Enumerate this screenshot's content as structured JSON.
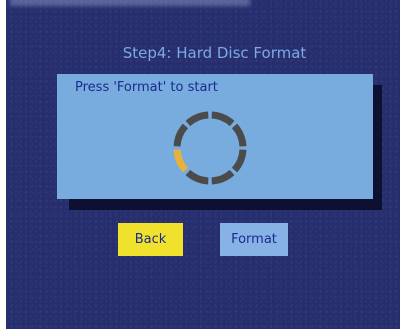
{
  "dialog": {
    "title": "Step4: Hard Disc Format",
    "message": "Press 'Format' to start"
  },
  "progress": {
    "segments_total": 8,
    "segments_active": 1,
    "active_color": "#e8b23a",
    "inactive_color": "#4b4b4b"
  },
  "buttons": {
    "back_label": "Back",
    "format_label": "Format",
    "focused": "back"
  },
  "colors": {
    "background": "#262e6e",
    "title": "#7ea8e6",
    "panel": "#78acdf",
    "button_focus": "#f0e22c",
    "button_normal": "#86b2e6",
    "text_dark": "#1c2a8e"
  }
}
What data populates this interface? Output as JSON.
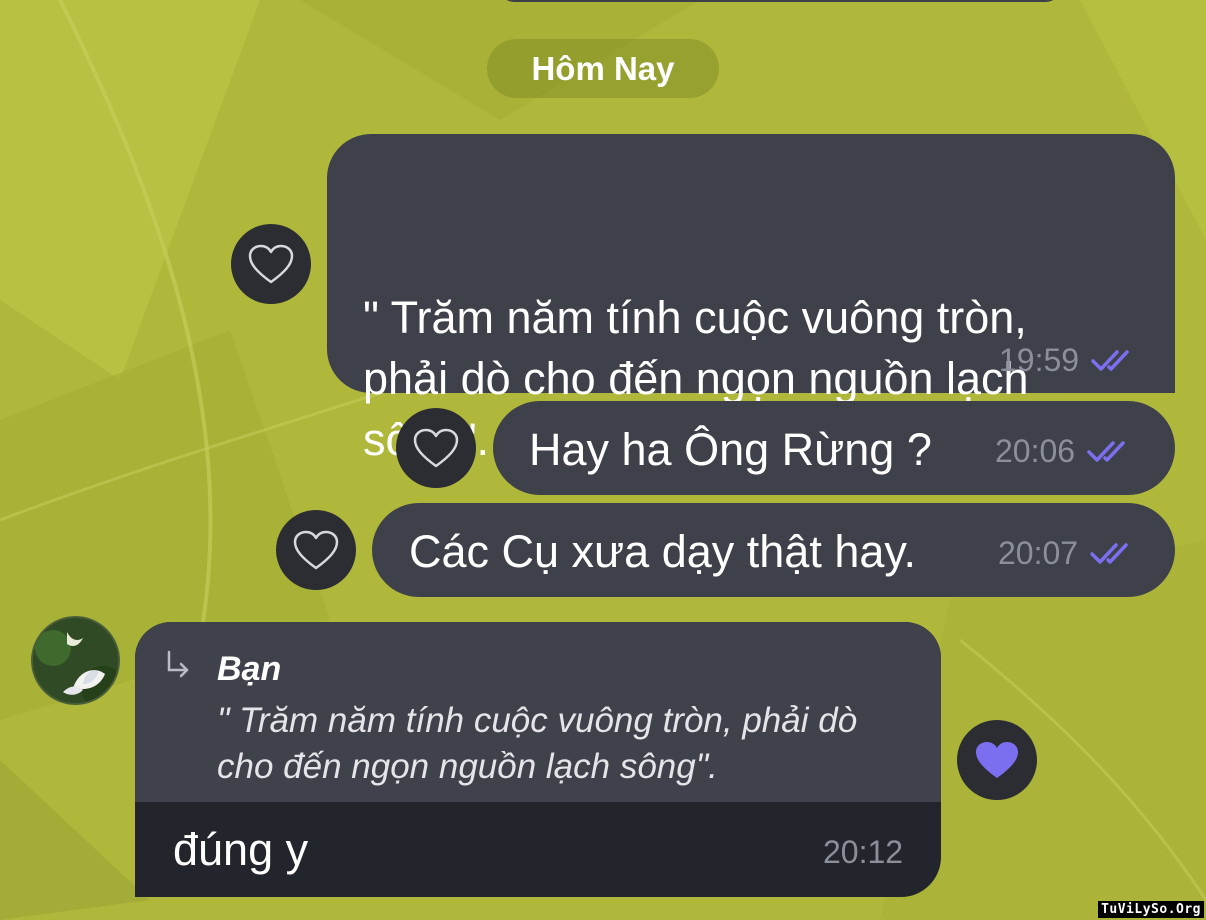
{
  "date_divider": "Hôm Nay",
  "messages": [
    {
      "lines": [
        "\" Trăm năm tính cuộc vuông tròn,",
        "phải dò cho đến ngọn nguồn lạch",
        "sông\"."
      ],
      "time": "19:59"
    },
    {
      "text": "Hay ha Ông Rừng ?",
      "time": "20:06"
    },
    {
      "text": "Các Cụ xưa dạy thật hay.",
      "time": "20:07"
    }
  ],
  "reply": {
    "quoted_sender": "Bạn",
    "quoted_text": "\" Trăm năm tính cuộc vuông tròn, phải dò cho đến ngọn nguồn lạch sông\".",
    "text": "đúng y",
    "time": "20:12"
  },
  "watermark": "TuViLySo.Org",
  "icons": {
    "reaction_empty": "heart-outline-icon",
    "reaction_filled": "heart-filled-icon",
    "read_receipt": "double-check-icon",
    "reply": "reply-arrow-icon"
  },
  "colors": {
    "wallpaper": "#b0b83c",
    "bubble": "#3e4149",
    "reply_bubble": "#22252b",
    "read_ticks": "#7b6ff0",
    "reaction_filled": "#7b6ff0"
  }
}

### Work to be completed
Pull every line containing the word "this" out of the material.

### Complete output
Enumerate this screenshot's content as structured JSON.
What data populates this interface? Output as JSON.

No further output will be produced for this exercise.